Page extract:
--- START ---
Seattle voters have done this to themselves. They’re the ones who elected the woman. They’re welcome to their enforced stay in the meantime.

Maybe Take the Hint

Regarding the Georgia case against President Donald Trump (R) from when he’d lost his reelection campaign in 2020 and a slate of alternate Electors was created and offered to the US Senate: Fani Willis brought a criminal case against Trump and others over that alternate slate, never minding that doing so is entirely illegal, if only rarely done. As a result of Willis’ own nefarious behaviors, she was thrown off the case by Georgia courts. Now we have the State’s Prosecuting Attorneys’ Council (the body charged with finding a successor to Willis) Executive Director Peter Skandalakis assigning himself to the case.

His selfie appointment is because of ACE’s

The filing of this appointment reflects my inability to secure another conflict prosecutor to assume responsibility for this case. Several prosecutors were contacted and, while all were respectful and professional, each declined the appointment[.].

Maybe Skandalakis should take the hint. It’s a bogus beef, and he would do well to drop it with prejudice.

Suing Government Officials

As part of the Reopen Government Act passed by the Senate, then by the House, and signed into law by the President, Senate Republicans had slipped in a provision allowing Senators to sue…the government…over having had their cell phone records secretly collected by Federal government Special Counsel Jack Smith, who was pretending to investigate the January 6 Capitol Hill riot participants.

Notably, the bill explicitly strips federal officials of qualified immunity—a legal doctrine that has long shielded government agents from personal liability even in cases of egregious constitutional violations.

Aside from the fact that a successful suit by a Senator would result in us taxpayers paying the judgement rather than the government officials who did the deed, it would exclude House members, and worse, us average Americans from that capacity.

There’s an alternative to that that would be more far-reaching than just rescinding the Senate’s amendment.

Contrast this with the fate of the Bivens Act of 2024, a modest bill that would have amended America’s premier civil-rights statute. Under Section 1983 of the US Code, Americans can sue state and local officials for constitutional violations, but federal officials are virtually untouchable. The Bivens Act would change that, while still keeping qualified immunity as a defense. The bill sought to codify a cause of action that the Supreme Court has steadily eroded over the past two decades. It died in committee without a vote.

The House needs to revisit the Bivens Act and include it in their rescission bill.

And go a step further.

Qualified immunity for government officials is a highly useful judicial doctrine (not statute) which protects those persons from a plethora of frivolous suits. But the bar is too high, allowing some constitutionally miscreanting officials to skate on otherwise egregious behavior. An additional move that would mitigate this would be to change the onus from requiring the plaintiff to prove why qualified immunity should not apply in his case to requiring the defendant to prove why it should. And an additional step, which would mitigate all those suits that would turn on that proof: the loser of the case over whether qualified immunity should apply, must pay the winner all legal costs involved.

A Couple of A Propos Characterizations

As usual, Louisiana Senator John Kennedy (R) shows his mastery of them. Here are two.

On the Progressive-Democrat Senate Minority Leader Chuck Schumer (NY):

Senator Schumer gambled, and he lost. He’s kind of walking around now looking like a guy who just lost his luggage.
I think his testicles are on back order from China[.]

On the Progressive-Democrat Congresswoman Alexandria Ocasio-Cortez (NY):

The congresswoman is a creation of the media.
I’ve never heard anybody describe her as a policy maven. My experience with her is if you scratch the surface, you just get more surface.

Some might characterize these as cheap shots. That doesn’t make them inapt, though.
--- END ---
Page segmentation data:
--- START ---
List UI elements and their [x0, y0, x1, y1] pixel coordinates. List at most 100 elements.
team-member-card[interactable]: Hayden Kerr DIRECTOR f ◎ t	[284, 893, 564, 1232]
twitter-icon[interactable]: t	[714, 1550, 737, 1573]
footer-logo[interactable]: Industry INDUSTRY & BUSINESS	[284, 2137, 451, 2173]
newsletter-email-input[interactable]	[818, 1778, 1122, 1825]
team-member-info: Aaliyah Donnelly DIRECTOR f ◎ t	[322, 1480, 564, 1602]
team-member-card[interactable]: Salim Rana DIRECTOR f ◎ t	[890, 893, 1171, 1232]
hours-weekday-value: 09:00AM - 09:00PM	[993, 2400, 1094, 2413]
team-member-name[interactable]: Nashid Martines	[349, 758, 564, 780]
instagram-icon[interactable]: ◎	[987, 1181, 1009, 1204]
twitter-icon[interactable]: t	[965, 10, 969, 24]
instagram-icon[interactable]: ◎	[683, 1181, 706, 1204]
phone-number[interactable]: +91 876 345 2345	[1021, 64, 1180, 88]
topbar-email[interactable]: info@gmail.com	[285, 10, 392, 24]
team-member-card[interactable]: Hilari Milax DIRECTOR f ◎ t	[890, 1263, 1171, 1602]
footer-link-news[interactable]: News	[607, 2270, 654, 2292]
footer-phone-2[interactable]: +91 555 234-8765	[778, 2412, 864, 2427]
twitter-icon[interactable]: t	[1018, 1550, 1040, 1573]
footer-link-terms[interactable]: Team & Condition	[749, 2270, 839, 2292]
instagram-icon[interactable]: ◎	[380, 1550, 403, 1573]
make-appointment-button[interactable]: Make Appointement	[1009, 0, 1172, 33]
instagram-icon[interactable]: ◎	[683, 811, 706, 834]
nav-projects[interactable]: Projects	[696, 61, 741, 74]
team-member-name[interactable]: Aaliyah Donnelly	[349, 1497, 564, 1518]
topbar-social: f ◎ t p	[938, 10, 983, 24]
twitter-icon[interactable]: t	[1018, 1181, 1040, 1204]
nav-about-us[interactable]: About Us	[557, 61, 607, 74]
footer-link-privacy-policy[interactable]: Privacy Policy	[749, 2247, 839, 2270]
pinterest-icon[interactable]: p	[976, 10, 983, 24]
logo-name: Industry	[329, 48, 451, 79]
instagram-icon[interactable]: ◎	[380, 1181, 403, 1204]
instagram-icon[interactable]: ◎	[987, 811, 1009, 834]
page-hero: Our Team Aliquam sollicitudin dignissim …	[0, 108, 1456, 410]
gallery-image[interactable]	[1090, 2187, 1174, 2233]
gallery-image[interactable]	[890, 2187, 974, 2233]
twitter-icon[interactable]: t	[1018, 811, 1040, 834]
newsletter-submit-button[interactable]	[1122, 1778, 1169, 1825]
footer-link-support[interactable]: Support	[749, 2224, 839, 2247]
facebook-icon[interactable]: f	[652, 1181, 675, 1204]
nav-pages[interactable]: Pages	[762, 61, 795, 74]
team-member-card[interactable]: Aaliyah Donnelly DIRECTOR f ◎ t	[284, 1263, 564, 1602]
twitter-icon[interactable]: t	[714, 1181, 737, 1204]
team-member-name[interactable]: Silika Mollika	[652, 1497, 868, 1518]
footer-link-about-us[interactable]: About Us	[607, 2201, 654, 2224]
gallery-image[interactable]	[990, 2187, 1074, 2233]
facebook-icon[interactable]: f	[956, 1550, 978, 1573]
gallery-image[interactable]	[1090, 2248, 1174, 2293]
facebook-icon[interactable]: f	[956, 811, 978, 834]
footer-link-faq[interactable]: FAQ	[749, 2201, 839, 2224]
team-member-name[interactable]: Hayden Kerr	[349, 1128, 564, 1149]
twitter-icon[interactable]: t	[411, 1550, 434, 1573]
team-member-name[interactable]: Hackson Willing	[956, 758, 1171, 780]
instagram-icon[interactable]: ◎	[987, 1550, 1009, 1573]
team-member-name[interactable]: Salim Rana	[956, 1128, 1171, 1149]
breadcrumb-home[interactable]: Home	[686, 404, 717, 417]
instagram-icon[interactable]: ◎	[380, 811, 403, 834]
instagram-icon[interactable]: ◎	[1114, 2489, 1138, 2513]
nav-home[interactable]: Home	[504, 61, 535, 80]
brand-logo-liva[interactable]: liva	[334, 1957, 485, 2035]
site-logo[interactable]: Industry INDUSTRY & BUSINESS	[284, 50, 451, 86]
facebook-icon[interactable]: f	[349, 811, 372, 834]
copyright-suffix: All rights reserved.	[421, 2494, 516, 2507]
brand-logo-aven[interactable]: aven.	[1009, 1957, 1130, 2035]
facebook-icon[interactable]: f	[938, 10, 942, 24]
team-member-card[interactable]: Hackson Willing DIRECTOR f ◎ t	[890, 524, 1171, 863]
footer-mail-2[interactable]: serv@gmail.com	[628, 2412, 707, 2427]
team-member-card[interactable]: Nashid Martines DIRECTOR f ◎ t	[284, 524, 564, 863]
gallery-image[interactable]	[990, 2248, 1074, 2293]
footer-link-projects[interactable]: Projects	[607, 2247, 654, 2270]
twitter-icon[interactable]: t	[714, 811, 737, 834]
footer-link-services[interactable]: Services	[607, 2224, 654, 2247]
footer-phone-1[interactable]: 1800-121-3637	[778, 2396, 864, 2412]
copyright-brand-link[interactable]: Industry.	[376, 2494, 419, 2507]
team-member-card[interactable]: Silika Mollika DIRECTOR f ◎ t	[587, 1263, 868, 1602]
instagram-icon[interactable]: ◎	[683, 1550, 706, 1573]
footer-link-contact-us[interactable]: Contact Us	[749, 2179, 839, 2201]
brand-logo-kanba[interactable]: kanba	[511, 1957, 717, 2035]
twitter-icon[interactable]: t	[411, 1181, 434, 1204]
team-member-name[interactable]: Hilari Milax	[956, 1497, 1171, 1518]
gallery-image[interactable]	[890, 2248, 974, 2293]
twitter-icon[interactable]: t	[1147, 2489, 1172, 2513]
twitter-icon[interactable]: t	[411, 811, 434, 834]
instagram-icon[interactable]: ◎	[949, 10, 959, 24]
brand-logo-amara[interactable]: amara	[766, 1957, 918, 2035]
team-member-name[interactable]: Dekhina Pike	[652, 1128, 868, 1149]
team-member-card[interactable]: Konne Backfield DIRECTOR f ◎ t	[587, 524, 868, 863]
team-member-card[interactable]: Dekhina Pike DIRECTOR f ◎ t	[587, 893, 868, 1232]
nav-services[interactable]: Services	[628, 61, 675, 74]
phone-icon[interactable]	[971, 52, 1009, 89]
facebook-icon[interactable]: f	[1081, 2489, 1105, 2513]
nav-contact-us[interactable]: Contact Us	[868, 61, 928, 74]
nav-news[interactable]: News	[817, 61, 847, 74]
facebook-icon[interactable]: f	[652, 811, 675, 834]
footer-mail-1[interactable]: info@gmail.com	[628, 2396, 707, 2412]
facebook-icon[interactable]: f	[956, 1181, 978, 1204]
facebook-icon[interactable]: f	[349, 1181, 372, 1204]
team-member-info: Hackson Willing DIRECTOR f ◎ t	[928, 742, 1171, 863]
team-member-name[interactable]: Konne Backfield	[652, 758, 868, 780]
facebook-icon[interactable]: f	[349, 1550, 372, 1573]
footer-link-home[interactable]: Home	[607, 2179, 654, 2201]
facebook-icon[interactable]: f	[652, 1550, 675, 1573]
--- END ---
Rewrite the commentary between "Senator Schumer gambled, and" and "get more surface.", inclusive, switching "luggage" to "suitcase".

Senator Schumer gambled, and he lost. He’s kind of walking around now looking like a guy who just lost his suitcase.
I think his testicles are on back order from China[.]

On the Progressive-Democrat Congresswoman Alexandria Ocasio-Cortez (NY):

The congresswoman is a creation of the media.
I’ve never heard anybody describe her as a policy maven. My experience with her is if you scratch the surface, you just get more surface.